» **GIVEN INSTRUCTION**: Filter the listing below, copying every line in which the word "Saldo" appears.

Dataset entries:
● ● ●

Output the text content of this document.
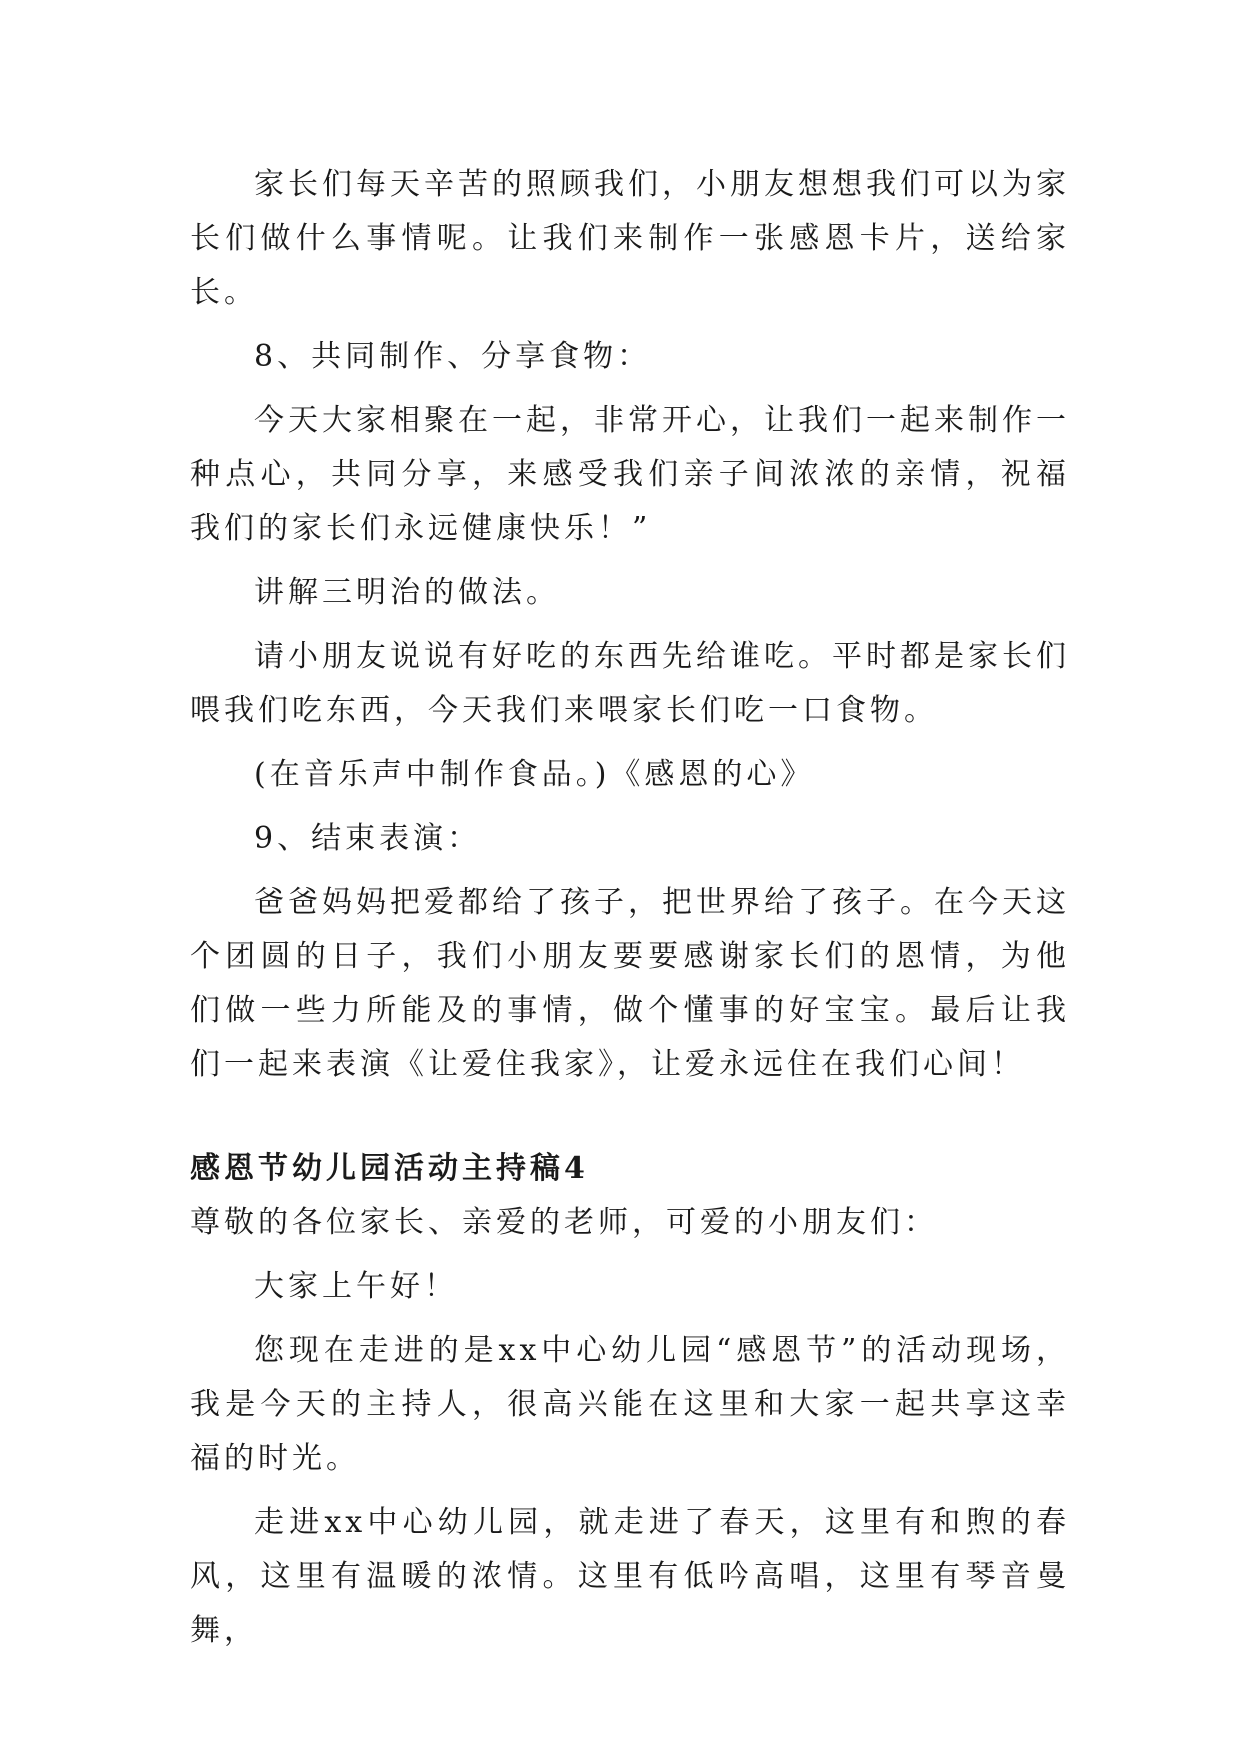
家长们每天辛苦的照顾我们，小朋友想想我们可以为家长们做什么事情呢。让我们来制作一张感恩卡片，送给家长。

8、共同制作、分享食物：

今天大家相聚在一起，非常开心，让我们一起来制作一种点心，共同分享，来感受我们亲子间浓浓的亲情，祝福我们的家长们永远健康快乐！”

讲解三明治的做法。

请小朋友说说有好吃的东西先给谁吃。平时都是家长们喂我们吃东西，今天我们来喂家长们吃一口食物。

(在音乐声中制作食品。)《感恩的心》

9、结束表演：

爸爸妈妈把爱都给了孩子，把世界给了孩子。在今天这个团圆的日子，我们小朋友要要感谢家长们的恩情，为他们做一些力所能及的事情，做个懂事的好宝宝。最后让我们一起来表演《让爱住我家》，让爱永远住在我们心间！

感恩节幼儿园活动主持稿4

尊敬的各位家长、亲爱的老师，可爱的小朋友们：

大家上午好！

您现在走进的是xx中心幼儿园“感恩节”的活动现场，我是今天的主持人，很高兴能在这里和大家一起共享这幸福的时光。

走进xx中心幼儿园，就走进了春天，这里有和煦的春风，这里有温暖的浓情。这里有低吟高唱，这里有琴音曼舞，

● ● ●

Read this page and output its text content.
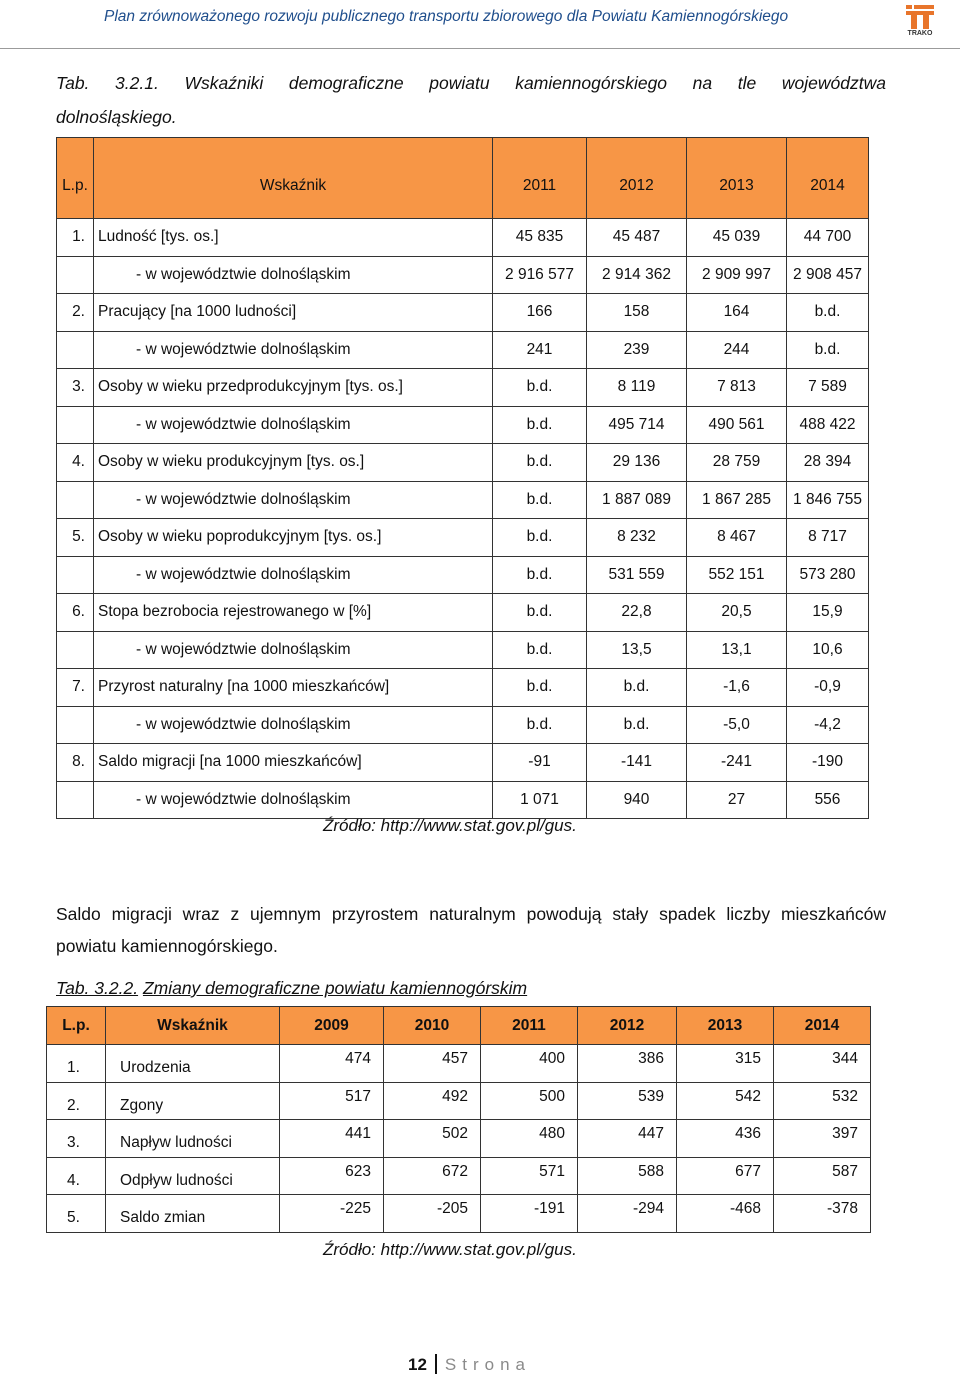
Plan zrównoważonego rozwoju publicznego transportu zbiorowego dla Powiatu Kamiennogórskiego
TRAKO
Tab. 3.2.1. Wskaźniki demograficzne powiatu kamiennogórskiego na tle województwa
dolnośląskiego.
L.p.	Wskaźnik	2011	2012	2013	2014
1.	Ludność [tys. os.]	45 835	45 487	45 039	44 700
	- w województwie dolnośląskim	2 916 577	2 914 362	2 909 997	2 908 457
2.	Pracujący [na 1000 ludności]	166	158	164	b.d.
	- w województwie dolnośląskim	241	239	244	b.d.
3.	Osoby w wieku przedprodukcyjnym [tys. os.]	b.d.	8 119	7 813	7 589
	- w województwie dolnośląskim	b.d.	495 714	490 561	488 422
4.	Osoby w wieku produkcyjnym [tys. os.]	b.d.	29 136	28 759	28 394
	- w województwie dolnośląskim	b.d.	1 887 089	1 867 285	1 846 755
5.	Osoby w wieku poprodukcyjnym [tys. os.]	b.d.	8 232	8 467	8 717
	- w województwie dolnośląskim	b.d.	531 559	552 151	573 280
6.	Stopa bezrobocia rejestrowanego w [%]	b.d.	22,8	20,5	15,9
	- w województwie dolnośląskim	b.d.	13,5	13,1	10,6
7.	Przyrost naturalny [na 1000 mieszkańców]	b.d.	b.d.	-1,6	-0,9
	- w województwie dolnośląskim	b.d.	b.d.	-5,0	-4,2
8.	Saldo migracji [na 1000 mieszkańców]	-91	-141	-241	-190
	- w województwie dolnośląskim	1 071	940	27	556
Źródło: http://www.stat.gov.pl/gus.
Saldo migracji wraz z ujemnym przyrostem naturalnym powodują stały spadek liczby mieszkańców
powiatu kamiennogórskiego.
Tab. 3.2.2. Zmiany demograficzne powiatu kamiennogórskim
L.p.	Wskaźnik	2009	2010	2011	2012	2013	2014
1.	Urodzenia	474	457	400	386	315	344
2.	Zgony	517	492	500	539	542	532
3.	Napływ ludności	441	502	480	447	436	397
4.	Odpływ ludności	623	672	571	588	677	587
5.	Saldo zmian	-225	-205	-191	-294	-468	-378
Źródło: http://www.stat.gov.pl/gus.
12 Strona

● ● ●

» **TASK RESPONSE**:
8.	Saldo migracji [na 1000 mieszkańców]	-91	-141	-241	-190
Saldo migracji wraz z ujemnym przyrostem naturalnym powodują stały spadek liczby mieszkańców
5.	Saldo zmian	-225	-205	-191	-294	-468	-378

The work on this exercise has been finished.